>> begin

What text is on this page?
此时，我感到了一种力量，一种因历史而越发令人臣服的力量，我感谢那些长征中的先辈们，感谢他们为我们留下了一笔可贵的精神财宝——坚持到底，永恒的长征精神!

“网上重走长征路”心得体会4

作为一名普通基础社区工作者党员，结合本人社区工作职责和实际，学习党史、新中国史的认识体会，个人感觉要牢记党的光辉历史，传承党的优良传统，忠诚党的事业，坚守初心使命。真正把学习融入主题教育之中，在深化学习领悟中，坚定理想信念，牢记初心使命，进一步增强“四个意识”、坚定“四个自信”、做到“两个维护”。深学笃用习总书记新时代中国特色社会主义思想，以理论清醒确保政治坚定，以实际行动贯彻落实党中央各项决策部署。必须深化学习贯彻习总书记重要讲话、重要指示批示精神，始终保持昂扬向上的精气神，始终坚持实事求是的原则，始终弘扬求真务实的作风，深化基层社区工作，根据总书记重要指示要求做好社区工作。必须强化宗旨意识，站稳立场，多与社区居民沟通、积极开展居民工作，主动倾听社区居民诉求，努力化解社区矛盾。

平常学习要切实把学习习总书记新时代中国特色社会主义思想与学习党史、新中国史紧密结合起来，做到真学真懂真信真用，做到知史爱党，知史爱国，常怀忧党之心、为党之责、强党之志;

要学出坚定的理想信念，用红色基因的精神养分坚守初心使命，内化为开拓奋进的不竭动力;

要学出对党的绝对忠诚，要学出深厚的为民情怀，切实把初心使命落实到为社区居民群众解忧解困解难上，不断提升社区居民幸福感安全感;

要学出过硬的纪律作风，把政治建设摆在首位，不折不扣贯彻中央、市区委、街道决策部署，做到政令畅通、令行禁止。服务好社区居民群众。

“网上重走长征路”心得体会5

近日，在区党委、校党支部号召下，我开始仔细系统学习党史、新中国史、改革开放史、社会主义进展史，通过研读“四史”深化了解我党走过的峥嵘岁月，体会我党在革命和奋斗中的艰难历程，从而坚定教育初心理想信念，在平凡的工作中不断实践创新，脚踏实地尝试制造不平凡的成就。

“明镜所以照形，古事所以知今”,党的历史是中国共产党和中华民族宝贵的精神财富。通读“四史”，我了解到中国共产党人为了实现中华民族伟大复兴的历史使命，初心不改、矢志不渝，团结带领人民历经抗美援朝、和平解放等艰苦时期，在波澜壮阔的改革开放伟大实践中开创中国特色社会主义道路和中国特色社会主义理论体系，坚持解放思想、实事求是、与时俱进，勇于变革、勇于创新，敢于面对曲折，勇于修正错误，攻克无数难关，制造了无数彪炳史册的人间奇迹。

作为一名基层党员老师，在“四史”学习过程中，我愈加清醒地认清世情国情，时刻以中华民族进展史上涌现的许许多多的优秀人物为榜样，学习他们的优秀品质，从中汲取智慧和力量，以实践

>> end
>> begin

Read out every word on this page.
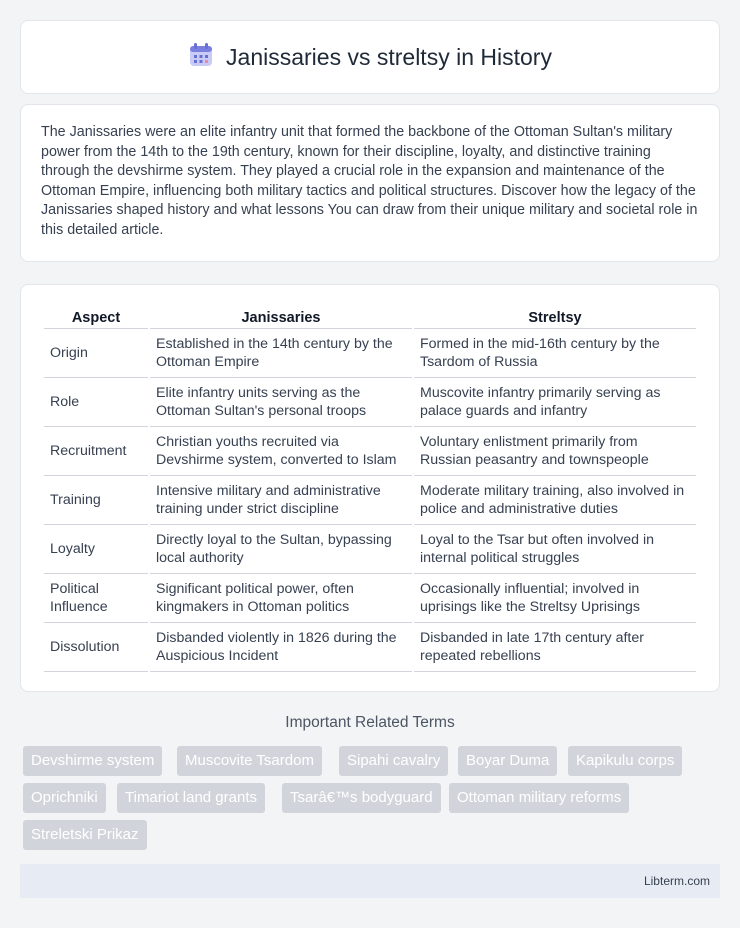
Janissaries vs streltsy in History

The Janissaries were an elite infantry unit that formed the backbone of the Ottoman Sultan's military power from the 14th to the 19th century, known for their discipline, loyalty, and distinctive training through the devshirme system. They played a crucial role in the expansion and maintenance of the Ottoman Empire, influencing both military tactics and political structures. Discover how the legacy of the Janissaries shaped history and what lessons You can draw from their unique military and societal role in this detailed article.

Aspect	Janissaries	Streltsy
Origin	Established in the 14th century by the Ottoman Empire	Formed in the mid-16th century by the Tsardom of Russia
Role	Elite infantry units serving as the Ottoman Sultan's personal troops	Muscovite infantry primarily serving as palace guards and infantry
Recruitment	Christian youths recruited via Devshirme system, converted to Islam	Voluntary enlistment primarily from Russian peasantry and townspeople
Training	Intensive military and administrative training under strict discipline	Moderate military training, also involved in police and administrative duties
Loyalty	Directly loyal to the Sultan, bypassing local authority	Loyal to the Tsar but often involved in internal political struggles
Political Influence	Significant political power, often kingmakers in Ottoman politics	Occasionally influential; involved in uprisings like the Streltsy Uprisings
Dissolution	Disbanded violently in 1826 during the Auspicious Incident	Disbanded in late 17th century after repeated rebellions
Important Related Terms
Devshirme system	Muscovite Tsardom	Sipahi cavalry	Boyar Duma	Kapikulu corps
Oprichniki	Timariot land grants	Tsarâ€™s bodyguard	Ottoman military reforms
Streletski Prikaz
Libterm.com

>> end

▸ Challenge:
Count every line of the material above that holds the string "primarily", then state only the total.

▸ Solution:
2